[Task requirements]: Retype the stretch from the line containing "List UI elements" through the line containing "step-text-pre: Confirm the" without any changes.

[Stored records]:
============
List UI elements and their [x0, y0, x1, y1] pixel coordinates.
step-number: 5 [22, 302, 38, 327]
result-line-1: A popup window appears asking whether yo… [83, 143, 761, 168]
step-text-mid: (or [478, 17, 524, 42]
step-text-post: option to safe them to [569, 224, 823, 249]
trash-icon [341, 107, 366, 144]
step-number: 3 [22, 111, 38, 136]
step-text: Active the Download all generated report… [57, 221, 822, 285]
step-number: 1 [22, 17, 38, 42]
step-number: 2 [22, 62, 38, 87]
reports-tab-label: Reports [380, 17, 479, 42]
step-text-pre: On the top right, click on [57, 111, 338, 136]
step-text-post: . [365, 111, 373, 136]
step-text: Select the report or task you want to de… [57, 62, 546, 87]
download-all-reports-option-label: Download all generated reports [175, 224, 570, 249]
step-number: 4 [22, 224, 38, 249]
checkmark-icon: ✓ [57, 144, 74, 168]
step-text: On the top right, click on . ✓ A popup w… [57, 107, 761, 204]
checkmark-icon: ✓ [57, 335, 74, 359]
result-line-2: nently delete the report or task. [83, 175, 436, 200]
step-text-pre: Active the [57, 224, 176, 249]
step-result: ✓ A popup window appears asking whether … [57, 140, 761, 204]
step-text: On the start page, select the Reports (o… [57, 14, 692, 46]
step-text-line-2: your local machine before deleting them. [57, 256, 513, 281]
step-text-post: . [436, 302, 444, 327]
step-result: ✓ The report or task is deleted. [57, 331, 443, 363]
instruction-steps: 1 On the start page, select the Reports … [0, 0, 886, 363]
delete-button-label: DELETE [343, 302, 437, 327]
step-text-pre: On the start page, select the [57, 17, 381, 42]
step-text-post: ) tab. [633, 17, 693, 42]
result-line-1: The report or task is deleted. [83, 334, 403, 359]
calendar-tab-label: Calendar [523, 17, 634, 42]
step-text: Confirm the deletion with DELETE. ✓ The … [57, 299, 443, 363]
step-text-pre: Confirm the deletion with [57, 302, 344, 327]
============
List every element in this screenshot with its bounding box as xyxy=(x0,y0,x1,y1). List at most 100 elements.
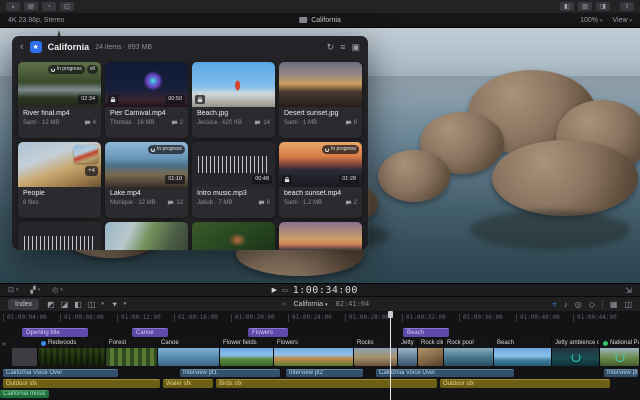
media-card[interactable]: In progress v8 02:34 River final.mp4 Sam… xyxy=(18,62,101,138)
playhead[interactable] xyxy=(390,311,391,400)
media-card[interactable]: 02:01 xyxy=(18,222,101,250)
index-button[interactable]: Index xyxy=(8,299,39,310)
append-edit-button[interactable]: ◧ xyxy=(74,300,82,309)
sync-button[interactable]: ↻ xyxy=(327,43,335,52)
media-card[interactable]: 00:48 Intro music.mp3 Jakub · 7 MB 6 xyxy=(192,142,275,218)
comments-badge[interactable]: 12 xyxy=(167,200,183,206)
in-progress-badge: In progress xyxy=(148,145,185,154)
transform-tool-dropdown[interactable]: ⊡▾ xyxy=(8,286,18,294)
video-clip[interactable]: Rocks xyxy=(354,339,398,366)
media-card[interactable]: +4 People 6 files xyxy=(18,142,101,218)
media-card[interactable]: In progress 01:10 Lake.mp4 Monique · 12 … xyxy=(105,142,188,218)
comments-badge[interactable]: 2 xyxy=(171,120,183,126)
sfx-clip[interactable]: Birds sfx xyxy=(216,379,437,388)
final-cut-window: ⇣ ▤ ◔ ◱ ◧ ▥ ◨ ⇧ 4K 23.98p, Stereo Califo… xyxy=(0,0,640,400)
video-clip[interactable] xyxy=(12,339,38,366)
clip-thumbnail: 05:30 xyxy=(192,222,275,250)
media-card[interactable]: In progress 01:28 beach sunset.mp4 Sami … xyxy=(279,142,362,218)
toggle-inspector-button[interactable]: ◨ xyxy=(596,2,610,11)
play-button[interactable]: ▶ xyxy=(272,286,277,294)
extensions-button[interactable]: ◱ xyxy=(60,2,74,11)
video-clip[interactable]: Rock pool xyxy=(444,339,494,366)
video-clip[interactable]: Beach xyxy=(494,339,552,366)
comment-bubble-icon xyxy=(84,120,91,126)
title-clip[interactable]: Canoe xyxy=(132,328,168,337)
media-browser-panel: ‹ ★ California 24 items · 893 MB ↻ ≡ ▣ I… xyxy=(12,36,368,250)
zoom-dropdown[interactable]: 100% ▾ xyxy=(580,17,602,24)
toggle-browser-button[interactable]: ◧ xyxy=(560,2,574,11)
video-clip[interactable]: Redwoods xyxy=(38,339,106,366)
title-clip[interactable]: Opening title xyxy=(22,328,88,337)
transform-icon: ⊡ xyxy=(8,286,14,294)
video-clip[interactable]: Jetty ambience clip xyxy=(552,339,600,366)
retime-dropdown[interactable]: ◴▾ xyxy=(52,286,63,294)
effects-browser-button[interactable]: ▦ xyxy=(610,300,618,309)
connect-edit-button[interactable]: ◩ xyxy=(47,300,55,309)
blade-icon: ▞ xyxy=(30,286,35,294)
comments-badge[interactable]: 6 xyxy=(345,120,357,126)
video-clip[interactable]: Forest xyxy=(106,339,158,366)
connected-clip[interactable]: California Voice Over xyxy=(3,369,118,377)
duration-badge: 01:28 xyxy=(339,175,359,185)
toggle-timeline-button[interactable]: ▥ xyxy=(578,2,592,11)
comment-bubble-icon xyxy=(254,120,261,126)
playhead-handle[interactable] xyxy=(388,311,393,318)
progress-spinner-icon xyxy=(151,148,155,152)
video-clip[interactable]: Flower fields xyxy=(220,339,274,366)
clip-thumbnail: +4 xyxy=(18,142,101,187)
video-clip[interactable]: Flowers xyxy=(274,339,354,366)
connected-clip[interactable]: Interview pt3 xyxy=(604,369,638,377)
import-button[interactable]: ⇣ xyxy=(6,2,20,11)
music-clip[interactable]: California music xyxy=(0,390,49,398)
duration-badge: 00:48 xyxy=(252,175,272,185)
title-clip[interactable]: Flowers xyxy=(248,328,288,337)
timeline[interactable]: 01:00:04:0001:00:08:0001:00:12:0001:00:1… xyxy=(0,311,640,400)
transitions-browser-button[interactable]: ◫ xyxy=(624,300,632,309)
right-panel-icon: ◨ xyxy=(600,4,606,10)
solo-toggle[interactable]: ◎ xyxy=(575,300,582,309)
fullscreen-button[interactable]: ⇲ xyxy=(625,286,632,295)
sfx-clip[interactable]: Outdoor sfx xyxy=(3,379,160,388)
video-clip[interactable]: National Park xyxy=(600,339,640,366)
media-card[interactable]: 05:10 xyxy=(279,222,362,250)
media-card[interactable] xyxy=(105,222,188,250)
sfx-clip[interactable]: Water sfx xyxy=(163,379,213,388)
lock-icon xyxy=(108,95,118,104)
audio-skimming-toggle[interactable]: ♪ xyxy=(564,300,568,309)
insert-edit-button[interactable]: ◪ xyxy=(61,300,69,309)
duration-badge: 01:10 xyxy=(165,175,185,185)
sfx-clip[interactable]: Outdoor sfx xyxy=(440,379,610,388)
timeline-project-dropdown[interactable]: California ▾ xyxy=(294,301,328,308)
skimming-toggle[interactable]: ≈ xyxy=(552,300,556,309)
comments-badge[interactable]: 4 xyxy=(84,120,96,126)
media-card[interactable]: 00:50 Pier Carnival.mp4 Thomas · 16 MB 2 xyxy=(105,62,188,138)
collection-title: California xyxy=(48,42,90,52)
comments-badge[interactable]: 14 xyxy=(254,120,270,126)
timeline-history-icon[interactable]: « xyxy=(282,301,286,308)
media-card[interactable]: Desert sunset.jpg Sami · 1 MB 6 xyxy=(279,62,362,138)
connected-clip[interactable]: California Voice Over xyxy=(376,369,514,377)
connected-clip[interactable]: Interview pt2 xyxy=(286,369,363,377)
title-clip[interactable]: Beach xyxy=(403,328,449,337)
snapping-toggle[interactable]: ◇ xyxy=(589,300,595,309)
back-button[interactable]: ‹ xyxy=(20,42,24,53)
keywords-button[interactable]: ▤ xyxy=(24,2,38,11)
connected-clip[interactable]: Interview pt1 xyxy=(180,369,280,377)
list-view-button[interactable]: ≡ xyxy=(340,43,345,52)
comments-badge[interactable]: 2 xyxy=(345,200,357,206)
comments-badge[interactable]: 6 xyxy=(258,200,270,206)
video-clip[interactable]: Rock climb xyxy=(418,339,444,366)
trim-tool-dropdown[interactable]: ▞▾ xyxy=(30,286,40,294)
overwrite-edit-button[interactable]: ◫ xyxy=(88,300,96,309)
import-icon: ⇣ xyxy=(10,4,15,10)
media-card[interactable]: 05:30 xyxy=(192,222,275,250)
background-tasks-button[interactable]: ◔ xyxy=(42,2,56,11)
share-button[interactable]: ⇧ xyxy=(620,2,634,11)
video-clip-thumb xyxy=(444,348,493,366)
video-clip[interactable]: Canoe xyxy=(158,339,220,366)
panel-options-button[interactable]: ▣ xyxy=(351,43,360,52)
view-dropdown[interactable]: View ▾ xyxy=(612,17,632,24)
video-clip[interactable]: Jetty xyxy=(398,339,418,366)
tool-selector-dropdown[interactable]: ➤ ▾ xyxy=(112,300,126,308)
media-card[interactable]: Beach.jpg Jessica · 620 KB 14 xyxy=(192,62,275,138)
============
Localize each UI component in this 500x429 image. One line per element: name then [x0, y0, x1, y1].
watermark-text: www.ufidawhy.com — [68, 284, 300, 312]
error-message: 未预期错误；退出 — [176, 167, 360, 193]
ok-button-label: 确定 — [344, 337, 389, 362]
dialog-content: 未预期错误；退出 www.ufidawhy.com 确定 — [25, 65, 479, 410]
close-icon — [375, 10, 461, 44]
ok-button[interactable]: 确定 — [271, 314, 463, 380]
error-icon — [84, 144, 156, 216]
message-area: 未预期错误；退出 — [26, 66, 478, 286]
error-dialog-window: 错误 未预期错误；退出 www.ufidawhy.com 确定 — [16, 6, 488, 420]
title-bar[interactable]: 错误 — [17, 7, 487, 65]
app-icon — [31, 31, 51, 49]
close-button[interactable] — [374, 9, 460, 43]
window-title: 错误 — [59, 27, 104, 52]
============
[Exercise result]:
List UI elements and their [x0, y0, x1, y1] pixel coordinates.
step-number: 5 [22, 302, 38, 327]
result-line-1: A popup window appears asking whether yo… [83, 143, 761, 168]
step-text-mid: (or [478, 17, 524, 42]
step-text-post: option to safe them to [569, 224, 823, 249]
trash-icon [341, 107, 366, 144]
step-number: 3 [22, 111, 38, 136]
step-text: Active the Download all generated report… [57, 221, 822, 285]
step-number: 1 [22, 17, 38, 42]
step-number: 2 [22, 62, 38, 87]
reports-tab-label: Reports [380, 17, 479, 42]
step-text-pre: On the top right, click on [57, 111, 338, 136]
step-text-post: . [365, 111, 373, 136]
step-text: Select the report or task you want to de… [57, 62, 546, 87]
download-all-reports-option-label: Download all generated reports [175, 224, 570, 249]
step-number: 4 [22, 224, 38, 249]
checkmark-icon: ✓ [57, 144, 74, 168]
step-text: On the top right, click on . ✓ A popup w… [57, 107, 761, 204]
checkmark-icon: ✓ [57, 335, 74, 359]
result-line-2: nently delete the report or task. [83, 175, 436, 200]
step-text-pre: Active the [57, 224, 176, 249]
step-result: ✓ A popup window appears asking whether … [57, 140, 761, 204]
step-text: On the start page, select the Reports (o… [57, 14, 692, 46]
step-text-line-2: your local machine before deleting them. [57, 256, 513, 281]
step-text-post: . [436, 302, 444, 327]
step-result: ✓ The report or task is deleted. [57, 331, 443, 363]
instruction-steps: 1 On the start page, select the Reports … [0, 0, 886, 363]
delete-button-label: DELETE [343, 302, 437, 327]
step-text-pre: On the start page, select the [57, 17, 381, 42]
step-text-post: ) tab. [633, 17, 693, 42]
result-line-1: The report or task is deleted. [83, 334, 403, 359]
calendar-tab-label: Calendar [523, 17, 634, 42]
step-text: Confirm the deletion with DELETE. ✓ The … [57, 299, 443, 363]
step-text-pre: Confirm the deletion with [57, 302, 344, 327]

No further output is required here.